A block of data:
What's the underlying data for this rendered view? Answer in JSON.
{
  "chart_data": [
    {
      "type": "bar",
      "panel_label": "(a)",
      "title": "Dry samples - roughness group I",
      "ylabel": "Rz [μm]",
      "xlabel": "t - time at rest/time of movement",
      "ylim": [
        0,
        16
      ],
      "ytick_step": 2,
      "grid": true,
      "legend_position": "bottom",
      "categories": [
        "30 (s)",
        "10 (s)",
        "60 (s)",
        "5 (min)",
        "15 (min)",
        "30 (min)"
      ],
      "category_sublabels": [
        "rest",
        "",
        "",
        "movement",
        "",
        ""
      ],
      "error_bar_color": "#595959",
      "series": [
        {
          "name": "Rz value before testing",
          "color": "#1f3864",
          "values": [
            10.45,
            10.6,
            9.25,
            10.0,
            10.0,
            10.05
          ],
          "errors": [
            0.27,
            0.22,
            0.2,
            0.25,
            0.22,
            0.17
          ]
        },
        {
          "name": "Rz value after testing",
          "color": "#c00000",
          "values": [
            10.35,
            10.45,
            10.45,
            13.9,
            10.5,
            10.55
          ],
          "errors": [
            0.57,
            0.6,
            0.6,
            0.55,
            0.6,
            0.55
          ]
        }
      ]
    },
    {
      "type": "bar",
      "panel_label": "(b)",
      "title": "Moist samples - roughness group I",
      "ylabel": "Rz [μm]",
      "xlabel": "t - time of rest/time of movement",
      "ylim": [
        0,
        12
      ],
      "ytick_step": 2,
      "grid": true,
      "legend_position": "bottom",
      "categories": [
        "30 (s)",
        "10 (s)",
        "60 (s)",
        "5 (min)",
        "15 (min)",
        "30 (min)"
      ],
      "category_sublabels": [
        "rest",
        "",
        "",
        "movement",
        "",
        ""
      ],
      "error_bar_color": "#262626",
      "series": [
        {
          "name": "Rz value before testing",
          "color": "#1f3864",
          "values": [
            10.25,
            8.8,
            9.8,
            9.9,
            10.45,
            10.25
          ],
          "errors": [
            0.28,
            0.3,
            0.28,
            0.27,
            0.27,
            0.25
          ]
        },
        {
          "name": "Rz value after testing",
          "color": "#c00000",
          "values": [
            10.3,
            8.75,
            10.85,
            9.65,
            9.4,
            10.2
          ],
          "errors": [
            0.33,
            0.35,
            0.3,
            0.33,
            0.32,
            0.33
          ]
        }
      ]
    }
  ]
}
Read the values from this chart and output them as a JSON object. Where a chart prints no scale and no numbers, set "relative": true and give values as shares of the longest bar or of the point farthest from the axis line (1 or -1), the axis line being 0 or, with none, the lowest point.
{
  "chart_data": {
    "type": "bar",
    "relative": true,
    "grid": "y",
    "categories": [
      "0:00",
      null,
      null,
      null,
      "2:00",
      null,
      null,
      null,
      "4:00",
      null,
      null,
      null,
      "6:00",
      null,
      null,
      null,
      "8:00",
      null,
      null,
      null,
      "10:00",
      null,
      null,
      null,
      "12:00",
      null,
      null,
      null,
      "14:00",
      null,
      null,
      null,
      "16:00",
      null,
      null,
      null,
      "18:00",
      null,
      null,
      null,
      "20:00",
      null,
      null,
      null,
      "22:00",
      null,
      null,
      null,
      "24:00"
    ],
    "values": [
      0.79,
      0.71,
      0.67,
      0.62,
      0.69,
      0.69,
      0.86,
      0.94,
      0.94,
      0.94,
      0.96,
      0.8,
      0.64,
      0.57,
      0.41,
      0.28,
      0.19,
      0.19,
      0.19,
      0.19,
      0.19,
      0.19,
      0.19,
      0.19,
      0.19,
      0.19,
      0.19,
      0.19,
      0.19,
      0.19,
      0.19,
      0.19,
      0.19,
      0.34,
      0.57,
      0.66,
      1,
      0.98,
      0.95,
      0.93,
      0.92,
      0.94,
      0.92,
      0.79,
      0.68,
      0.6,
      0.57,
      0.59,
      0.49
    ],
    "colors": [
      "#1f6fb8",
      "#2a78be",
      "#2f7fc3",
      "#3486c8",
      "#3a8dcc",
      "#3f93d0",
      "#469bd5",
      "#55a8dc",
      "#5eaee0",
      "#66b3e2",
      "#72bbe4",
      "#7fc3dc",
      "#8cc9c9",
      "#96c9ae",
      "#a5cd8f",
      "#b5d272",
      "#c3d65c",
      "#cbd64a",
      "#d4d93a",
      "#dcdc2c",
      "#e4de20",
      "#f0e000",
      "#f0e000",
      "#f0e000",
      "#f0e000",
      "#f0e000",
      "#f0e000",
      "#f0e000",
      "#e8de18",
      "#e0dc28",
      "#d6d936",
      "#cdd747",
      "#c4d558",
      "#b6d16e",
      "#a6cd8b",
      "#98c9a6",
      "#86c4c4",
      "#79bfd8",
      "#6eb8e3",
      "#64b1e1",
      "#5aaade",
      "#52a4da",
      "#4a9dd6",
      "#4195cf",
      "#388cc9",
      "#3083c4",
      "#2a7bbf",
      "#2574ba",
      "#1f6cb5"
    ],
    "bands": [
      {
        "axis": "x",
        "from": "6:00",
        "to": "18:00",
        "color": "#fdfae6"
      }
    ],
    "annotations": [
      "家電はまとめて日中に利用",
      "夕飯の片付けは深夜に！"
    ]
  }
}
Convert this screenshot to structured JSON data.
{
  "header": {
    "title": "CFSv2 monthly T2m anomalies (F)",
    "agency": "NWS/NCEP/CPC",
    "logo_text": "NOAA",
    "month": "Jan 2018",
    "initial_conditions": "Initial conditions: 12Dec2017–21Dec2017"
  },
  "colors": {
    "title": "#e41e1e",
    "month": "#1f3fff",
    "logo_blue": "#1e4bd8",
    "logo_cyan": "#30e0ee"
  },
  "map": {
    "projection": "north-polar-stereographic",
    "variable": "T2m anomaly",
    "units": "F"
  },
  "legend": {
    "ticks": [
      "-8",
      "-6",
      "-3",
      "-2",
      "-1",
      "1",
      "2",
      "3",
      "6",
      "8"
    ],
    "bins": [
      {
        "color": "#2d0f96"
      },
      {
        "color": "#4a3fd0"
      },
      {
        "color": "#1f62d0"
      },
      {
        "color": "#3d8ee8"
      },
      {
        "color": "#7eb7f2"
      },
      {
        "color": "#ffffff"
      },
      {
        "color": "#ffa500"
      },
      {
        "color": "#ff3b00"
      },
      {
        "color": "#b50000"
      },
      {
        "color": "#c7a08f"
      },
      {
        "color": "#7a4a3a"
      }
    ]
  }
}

Problem to work on ->
Each record above must be given again exactly.

Solution ->
What's the underlying data for this rendered view? Answer in JSON.
{
  "chart_data": [
    {
      "type": "bar",
      "panel_label": "(a)",
      "title": "Dry samples - roughness group I",
      "ylabel": "Rz [μm]",
      "xlabel": "t - time at rest/time of movement",
      "ylim": [
        0,
        16
      ],
      "ytick_step": 2,
      "grid": true,
      "legend_position": "bottom",
      "categories": [
        "30 (s)",
        "10 (s)",
        "60 (s)",
        "5 (min)",
        "15 (min)",
        "30 (min)"
      ],
      "category_sublabels": [
        "rest",
        "",
        "",
        "movement",
        "",
        ""
      ],
      "error_bar_color": "#595959",
      "series": [
        {
          "name": "Rz value before testing",
          "color": "#1f3864",
          "values": [
            10.45,
            10.6,
            9.25,
            10.0,
            10.0,
            10.05
          ],
          "errors": [
            0.27,
            0.22,
            0.2,
            0.25,
            0.22,
            0.17
          ]
        },
        {
          "name": "Rz value after testing",
          "color": "#c00000",
          "values": [
            10.35,
            10.45,
            10.45,
            13.9,
            10.5,
            10.55
          ],
          "errors": [
            0.57,
            0.6,
            0.6,
            0.55,
            0.6,
            0.55
          ]
        }
      ]
    },
    {
      "type": "bar",
      "panel_label": "(b)",
      "title": "Moist samples - roughness group I",
      "ylabel": "Rz [μm]",
      "xlabel": "t - time of rest/time of movement",
      "ylim": [
        0,
        12
      ],
      "ytick_step": 2,
      "grid": true,
      "legend_position": "bottom",
      "categories": [
        "30 (s)",
        "10 (s)",
        "60 (s)",
        "5 (min)",
        "15 (min)",
        "30 (min)"
      ],
      "category_sublabels": [
        "rest",
        "",
        "",
        "movement",
        "",
        ""
      ],
      "error_bar_color": "#262626",
      "series": [
        {
          "name": "Rz value before testing",
          "color": "#1f3864",
          "values": [
            10.25,
            8.8,
            9.8,
            9.9,
            10.45,
            10.25
          ],
          "errors": [
            0.28,
            0.3,
            0.28,
            0.27,
            0.27,
            0.25
          ]
        },
        {
          "name": "Rz value after testing",
          "color": "#c00000",
          "values": [
            10.3,
            8.75,
            10.85,
            9.65,
            9.4,
            10.2
          ],
          "errors": [
            0.33,
            0.35,
            0.3,
            0.33,
            0.32,
            0.33
          ]
        }
      ]
    }
  ]
}
Read the values from this chart and output them as a JSON object. Where a chart prints no scale and no numbers, set "relative": true and give values as shares of the longest bar or of the point farthest from the axis line (1 or -1), the axis line being 0 or, with none, the lowest point.
{
  "chart_data": {
    "type": "bar",
    "relative": true,
    "grid": "y",
    "categories": [
      "0:00",
      null,
      null,
      null,
      "2:00",
      null,
      null,
      null,
      "4:00",
      null,
      null,
      null,
      "6:00",
      null,
      null,
      null,
      "8:00",
      null,
      null,
      null,
      "10:00",
      null,
      null,
      null,
      "12:00",
      null,
      null,
      null,
      "14:00",
      null,
      null,
      null,
      "16:00",
      null,
      null,
      null,
      "18:00",
      null,
      null,
      null,
      "20:00",
      null,
      null,
      null,
      "22:00",
      null,
      null,
      null,
      "24:00"
    ],
    "values": [
      0.79,
      0.71,
      0.67,
      0.62,
      0.69,
      0.69,
      0.86,
      0.94,
      0.94,
      0.94,
      0.96,
      0.8,
      0.64,
      0.57,
      0.41,
      0.28,
      0.19,
      0.19,
      0.19,
      0.19,
      0.19,
      0.19,
      0.19,
      0.19,
      0.19,
      0.19,
      0.19,
      0.19,
      0.19,
      0.19,
      0.19,
      0.19,
      0.19,
      0.34,
      0.57,
      0.66,
      1,
      0.98,
      0.95,
      0.93,
      0.92,
      0.94,
      0.92,
      0.79,
      0.68,
      0.6,
      0.57,
      0.59,
      0.49
    ],
    "colors": [
      "#1f6fb8",
      "#2a78be",
      "#2f7fc3",
      "#3486c8",
      "#3a8dcc",
      "#3f93d0",
      "#469bd5",
      "#55a8dc",
      "#5eaee0",
      "#66b3e2",
      "#72bbe4",
      "#7fc3dc",
      "#8cc9c9",
      "#96c9ae",
      "#a5cd8f",
      "#b5d272",
      "#c3d65c",
      "#cbd64a",
      "#d4d93a",
      "#dcdc2c",
      "#e4de20",
      "#f0e000",
      "#f0e000",
      "#f0e000",
      "#f0e000",
      "#f0e000",
      "#f0e000",
      "#f0e000",
      "#e8de18",
      "#e0dc28",
      "#d6d936",
      "#cdd747",
      "#c4d558",
      "#b6d16e",
      "#a6cd8b",
      "#98c9a6",
      "#86c4c4",
      "#79bfd8",
      "#6eb8e3",
      "#64b1e1",
      "#5aaade",
      "#52a4da",
      "#4a9dd6",
      "#4195cf",
      "#388cc9",
      "#3083c4",
      "#2a7bbf",
      "#2574ba",
      "#1f6cb5"
    ],
    "bands": [
      {
        "axis": "x",
        "from": "6:00",
        "to": "18:00",
        "color": "#fdfae6"
      }
    ],
    "annotations": [
      "家電はまとめて日中に利用",
      "夕飯の片付けは深夜に！"
    ]
  }
}
Convert this screenshot to structured JSON data.
{
  "header": {
    "title": "CFSv2 monthly T2m anomalies (F)",
    "agency": "NWS/NCEP/CPC",
    "logo_text": "NOAA",
    "month": "Jan 2018",
    "initial_conditions": "Initial conditions: 12Dec2017–21Dec2017"
  },
  "colors": {
    "title": "#e41e1e",
    "month": "#1f3fff",
    "logo_blue": "#1e4bd8",
    "logo_cyan": "#30e0ee"
  },
  "map": {
    "projection": "north-polar-stereographic",
    "variable": "T2m anomaly",
    "units": "F"
  },
  "legend": {
    "ticks": [
      "-8",
      "-6",
      "-3",
      "-2",
      "-1",
      "1",
      "2",
      "3",
      "6",
      "8"
    ],
    "bins": [
      {
        "color": "#2d0f96"
      },
      {
        "color": "#4a3fd0"
      },
      {
        "color": "#1f62d0"
      },
      {
        "color": "#3d8ee8"
      },
      {
        "color": "#7eb7f2"
      },
      {
        "color": "#ffffff"
      },
      {
        "color": "#ffa500"
      },
      {
        "color": "#ff3b00"
      },
      {
        "color": "#b50000"
      },
      {
        "color": "#c7a08f"
      },
      {
        "color": "#7a4a3a"
      }
    ]
  }
}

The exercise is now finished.